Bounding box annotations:
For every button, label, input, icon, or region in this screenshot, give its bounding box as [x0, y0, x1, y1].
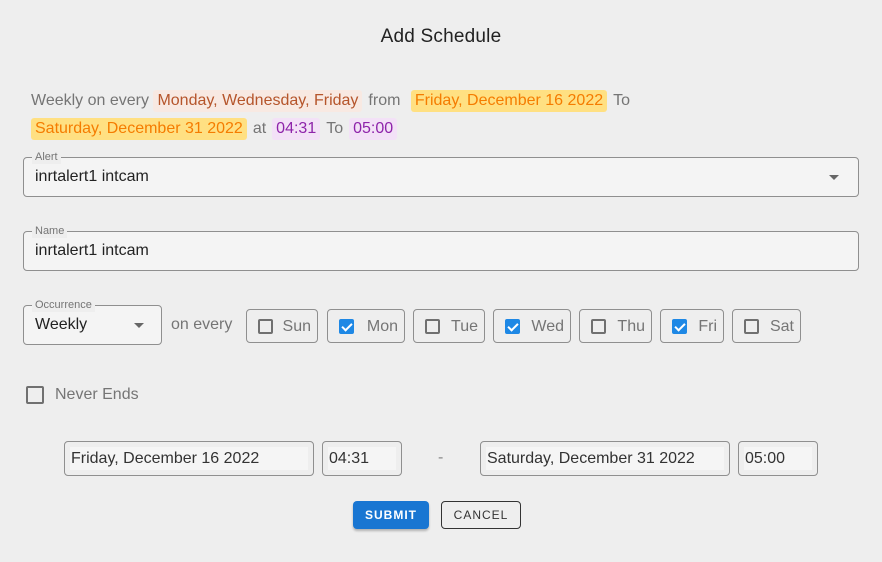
name-label: Name: [32, 224, 68, 238]
summary-end-date: Saturday, December 31 2022: [31, 118, 247, 140]
never-ends-label: Never Ends: [55, 386, 139, 403]
summary-to: To: [613, 92, 631, 109]
on-every-label: on every: [171, 316, 233, 333]
schedule-summary: Weekly on every Monday, Wednesday, Frida…: [31, 87, 841, 143]
weekday-label: Wed: [531, 318, 564, 335]
summary-at: at: [252, 120, 267, 137]
end-date-input[interactable]: Saturday, December 31 2022: [480, 441, 730, 476]
caret-down-icon[interactable]: [829, 175, 839, 180]
weekday-label: Mon: [366, 318, 398, 335]
checkbox-icon[interactable]: [258, 319, 273, 334]
occurrence-select[interactable]: Occurrence Weekly: [23, 298, 162, 345]
cancel-button[interactable]: CANCEL: [441, 501, 521, 529]
summary-end-time: 05:00: [349, 118, 398, 140]
weekday-sun[interactable]: Sun: [246, 309, 318, 343]
summary-start-date: Friday, December 16 2022: [410, 90, 608, 112]
alert-value: inrtalert1 intcam: [35, 168, 149, 185]
summary-days: Monday, Wednesday, Friday: [153, 90, 363, 112]
weekday-mon[interactable]: Mon: [327, 309, 405, 343]
start-date-input[interactable]: Friday, December 16 2022: [64, 441, 314, 476]
end-time-value: 05:00: [745, 450, 786, 467]
weekday-label: Sun: [282, 318, 311, 335]
alert-select[interactable]: Alert inrtalert1 intcam: [23, 150, 859, 197]
checkbox-checked-icon[interactable]: [339, 319, 354, 334]
checkbox-icon[interactable]: [26, 386, 44, 404]
weekday-fri[interactable]: Fri: [660, 309, 724, 343]
weekday-sat[interactable]: Sat: [732, 309, 801, 343]
weekday-thu[interactable]: Thu: [579, 309, 652, 343]
start-date-value: Friday, December 16 2022: [71, 450, 260, 467]
start-time-value: 04:31: [329, 450, 370, 467]
weekday-label: Fri: [698, 318, 717, 335]
dialog-title: Add Schedule: [380, 26, 502, 47]
summary-from: from: [368, 92, 401, 109]
range-separator: -: [438, 449, 444, 466]
weekday-tue[interactable]: Tue: [413, 309, 485, 343]
occurrence-value: Weekly: [35, 316, 88, 333]
name-value: inrtalert1 intcam: [35, 242, 149, 259]
checkbox-checked-icon[interactable]: [672, 319, 687, 334]
summary-prefix: Weekly on every: [31, 92, 149, 109]
end-date-value: Saturday, December 31 2022: [487, 450, 695, 467]
end-time-input[interactable]: 05:00: [738, 441, 818, 476]
caret-down-icon[interactable]: [134, 323, 144, 328]
checkbox-checked-icon[interactable]: [505, 319, 520, 334]
summary-to-2: To: [326, 120, 344, 137]
alert-label: Alert: [32, 150, 61, 164]
start-time-input[interactable]: 04:31: [322, 441, 402, 476]
summary-start-time: 04:31: [272, 118, 321, 140]
weekday-label: Thu: [617, 318, 645, 335]
checkbox-icon[interactable]: [591, 319, 606, 334]
weekday-wed[interactable]: Wed: [493, 309, 571, 343]
weekday-label: Sat: [769, 318, 794, 335]
name-input[interactable]: Name inrtalert1 intcam: [23, 224, 859, 271]
checkbox-icon[interactable]: [425, 319, 440, 334]
submit-button[interactable]: SUBMIT: [353, 501, 429, 529]
occurrence-label: Occurrence: [32, 298, 95, 312]
weekday-label: Tue: [451, 318, 478, 335]
checkbox-icon[interactable]: [744, 319, 759, 334]
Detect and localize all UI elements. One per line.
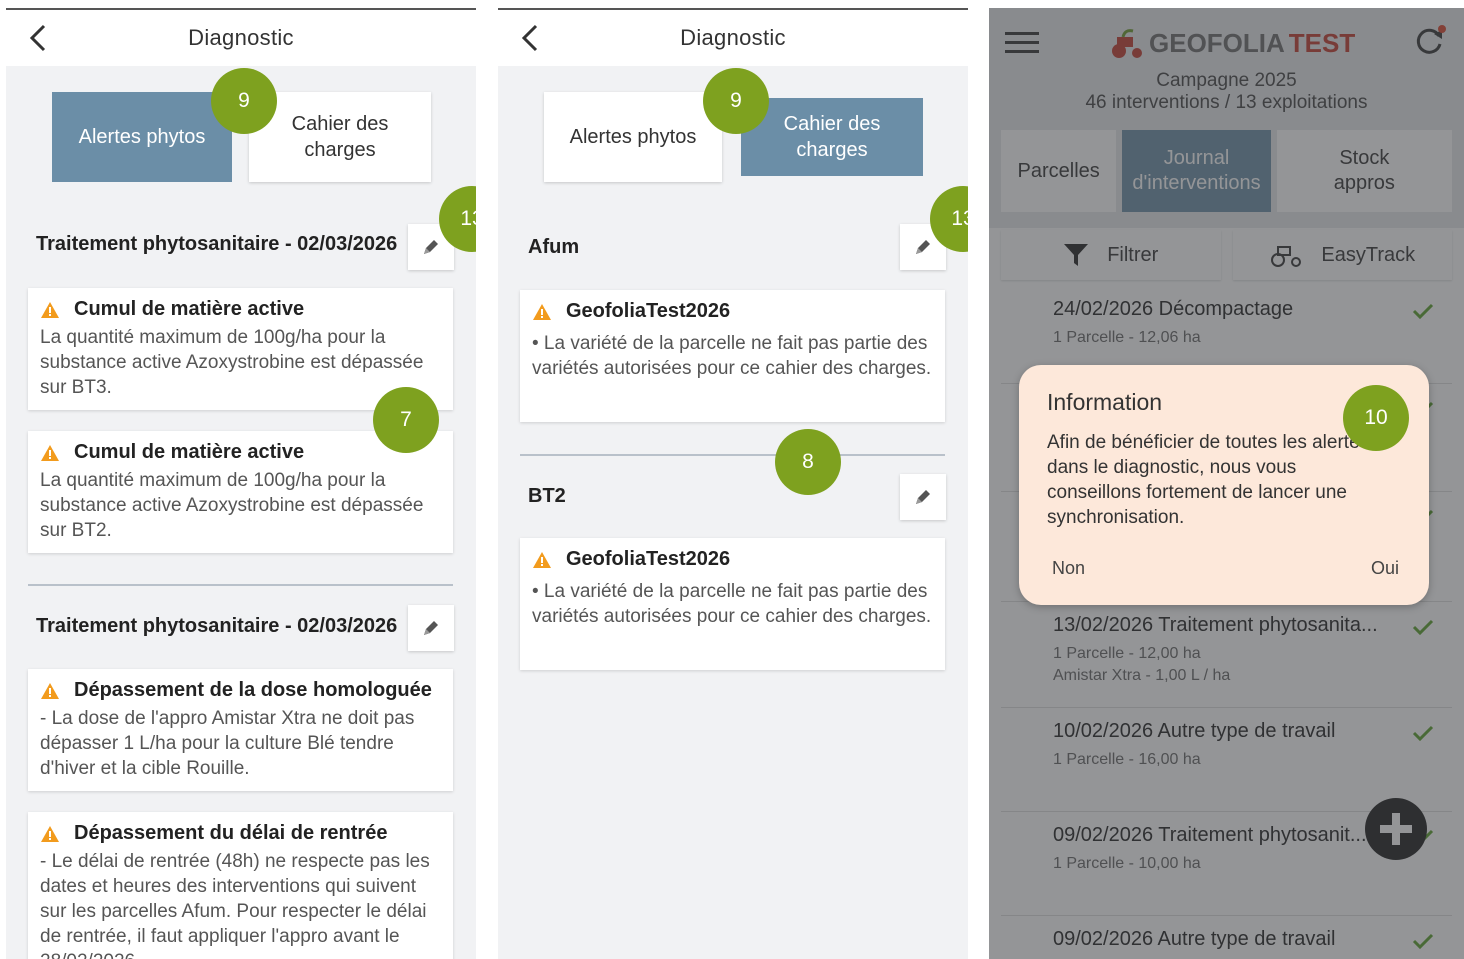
- app-header: GEOFOLIA TEST Campagne 2025 46 intervent…: [989, 8, 1464, 228]
- list-item[interactable]: 09/02/2026 Autre type de travail: [1001, 916, 1452, 959]
- warning-icon: [41, 682, 59, 699]
- callout-badge: 10: [1343, 385, 1409, 451]
- tab-cahier-des-charges[interactable]: Cahier des charges: [741, 98, 923, 176]
- alert-card: Dépassement de la dose homologuée - La d…: [28, 669, 453, 791]
- callout-badge: 8: [775, 429, 841, 495]
- warning-icon: [41, 825, 59, 842]
- list-item[interactable]: 10/02/2026 Autre type de travail 1 Parce…: [1001, 708, 1452, 812]
- funnel-icon: [1064, 244, 1089, 266]
- alert-title: Dépassement du délai de rentrée: [74, 822, 388, 844]
- app-logo: GEOFOLIA TEST: [1109, 28, 1355, 59]
- dialog-yes-button[interactable]: Oui: [1371, 558, 1399, 579]
- section-title: Traitement phytosanitaire - 02/03/2026: [36, 233, 398, 255]
- sync-icon[interactable]: [1412, 24, 1446, 58]
- warning-icon: [41, 301, 59, 318]
- spec-card: GeofoliaTest2026 • La variété de la parc…: [520, 538, 945, 670]
- easytrack-label: EasyTrack: [1321, 243, 1416, 266]
- top-bar: Diagnostic: [498, 10, 968, 66]
- filter-label: Filtrer: [1107, 243, 1159, 266]
- item-title: 24/02/2026 Décompactage: [1053, 298, 1294, 320]
- check-icon: [1412, 619, 1434, 636]
- alert-text: - La dose de l'appro Amistar Xtra ne doi…: [40, 708, 415, 779]
- alert-title: Cumul de matière active: [74, 298, 305, 320]
- page-title: Diagnostic: [680, 25, 786, 50]
- tab-stock-appros[interactable]: Stock appros: [1276, 130, 1452, 212]
- back-arrow-icon[interactable]: [24, 22, 52, 54]
- callout-badge: 9: [703, 68, 769, 134]
- pencil-icon: [424, 240, 438, 254]
- spec-title: GeofoliaTest2026: [566, 548, 731, 570]
- tractor-icon: [1112, 28, 1142, 58]
- filter-button[interactable]: Filtrer: [1001, 230, 1221, 280]
- item-subtitle: 1 Parcelle - 10,00 ha: [1053, 855, 1201, 872]
- edit-button[interactable]: [408, 605, 454, 651]
- item-title: 09/02/2026 Autre type de travail: [1053, 928, 1336, 950]
- logo-accent: TEST: [1288, 28, 1356, 58]
- pencil-icon: [916, 490, 930, 504]
- pencil-icon: [916, 240, 930, 254]
- campaign-info: Campagne 2025 46 interventions / 13 expl…: [989, 70, 1464, 114]
- alert-title: Cumul de matière active: [74, 441, 305, 463]
- check-icon: [1412, 933, 1434, 950]
- spec-text: • La variété de la parcelle ne fait pas …: [532, 581, 932, 627]
- alert-card: Dépassement du délai de rentrée - Le dél…: [28, 812, 453, 959]
- item-subtitle: 1 Parcelle - 16,00 ha: [1053, 751, 1201, 768]
- section-title: Traitement phytosanitaire - 02/03/2026: [36, 615, 398, 637]
- top-bar: Diagnostic: [6, 10, 476, 66]
- section-title: BT2: [528, 485, 566, 507]
- spec-card: GeofoliaTest2026 • La variété de la parc…: [520, 290, 945, 422]
- spec-title: GeofoliaTest2026: [566, 300, 731, 322]
- diagnostic-screen-alerts: Diagnostic Alertes phytos Cahier des cha…: [6, 8, 476, 959]
- alert-title: Dépassement de la dose homologuée: [74, 679, 432, 701]
- dialog-message: Afin de bénéficier de toutes les alertes…: [1047, 432, 1370, 528]
- check-icon: [1412, 303, 1434, 320]
- item-subtitle: 1 Parcelle - 12,00 ha: [1053, 645, 1201, 662]
- section-title: Afum: [528, 236, 580, 258]
- dialog-no-button[interactable]: Non: [1052, 558, 1085, 579]
- alert-card: Cumul de matière active La quantité maxi…: [28, 431, 453, 553]
- item-product: Amistar Xtra - 1,00 L / ha: [1053, 667, 1231, 684]
- alert-text: La quantité maximum de 100g/ha pour la s…: [40, 327, 424, 398]
- tab-parcelles[interactable]: Parcelles: [1001, 130, 1117, 212]
- plus-icon: [1380, 813, 1412, 845]
- page-title: Diagnostic: [188, 25, 294, 50]
- add-intervention-button[interactable]: [1365, 798, 1427, 860]
- warning-icon: [533, 551, 551, 568]
- list-item[interactable]: 13/02/2026 Traitement phytosanita... 1 P…: [1001, 602, 1452, 708]
- item-title: 09/02/2026 Traitement phytosanit...: [1053, 824, 1367, 846]
- tractor-icon: [1271, 246, 1302, 267]
- easytrack-button[interactable]: EasyTrack: [1232, 230, 1452, 280]
- spec-text: • La variété de la parcelle ne fait pas …: [532, 333, 932, 379]
- tab-alertes-phytos[interactable]: Alertes phytos: [544, 92, 722, 182]
- callout-badge: 7: [373, 387, 439, 453]
- campaign-label: Campagne 2025: [1156, 70, 1297, 91]
- main-tabs: Parcelles Journal d'interventions Stock …: [1001, 130, 1452, 212]
- check-icon: [1412, 725, 1434, 742]
- section-divider: [28, 584, 453, 586]
- alert-text: - Le délai de rentrée (48h) ne respecte …: [40, 851, 430, 959]
- item-title: 13/02/2026 Traitement phytosanita...: [1053, 614, 1378, 636]
- edit-button[interactable]: [900, 474, 946, 520]
- warning-icon: [533, 303, 551, 320]
- diagnostic-screen-specs: Diagnostic Alertes phytos Cahier des cha…: [498, 8, 968, 959]
- tab-alertes-phytos[interactable]: Alertes phytos: [52, 92, 232, 182]
- back-arrow-icon[interactable]: [516, 22, 544, 54]
- section-divider: [520, 454, 945, 456]
- filter-bar: Filtrer EasyTrack: [1001, 230, 1452, 280]
- item-subtitle: 1 Parcelle - 12,06 ha: [1053, 329, 1201, 346]
- pencil-icon: [424, 621, 438, 635]
- item-title: 10/02/2026 Autre type de travail: [1053, 720, 1336, 742]
- campaign-summary: 46 interventions / 13 exploitations: [1085, 92, 1368, 113]
- hamburger-menu-icon[interactable]: [1005, 30, 1039, 56]
- alert-text: La quantité maximum de 100g/ha pour la s…: [40, 470, 424, 541]
- tab-journal-interventions[interactable]: Journal d'interventions: [1122, 130, 1271, 212]
- callout-badge: 9: [211, 68, 277, 134]
- warning-icon: [41, 444, 59, 461]
- logo-text: GEOFOLIA: [1149, 28, 1285, 58]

TASK TO COMPLETE: Pull out every line above that contains the string "card" and copy each one in full.

THE OUTPUT:
- alert-card: Dépassement de la dose homologuée - La d…: [28, 669, 453, 791]
- spec-card: GeofoliaTest2026 • La variété de la parc…: [520, 538, 945, 670]
- alert-card: Dépassement du délai de rentrée - Le dél…: [28, 812, 453, 959]
- spec-card: GeofoliaTest2026 • La variété de la parc…: [520, 290, 945, 422]
- alert-card: Cumul de matière active La quantité maxi…: [28, 431, 453, 553]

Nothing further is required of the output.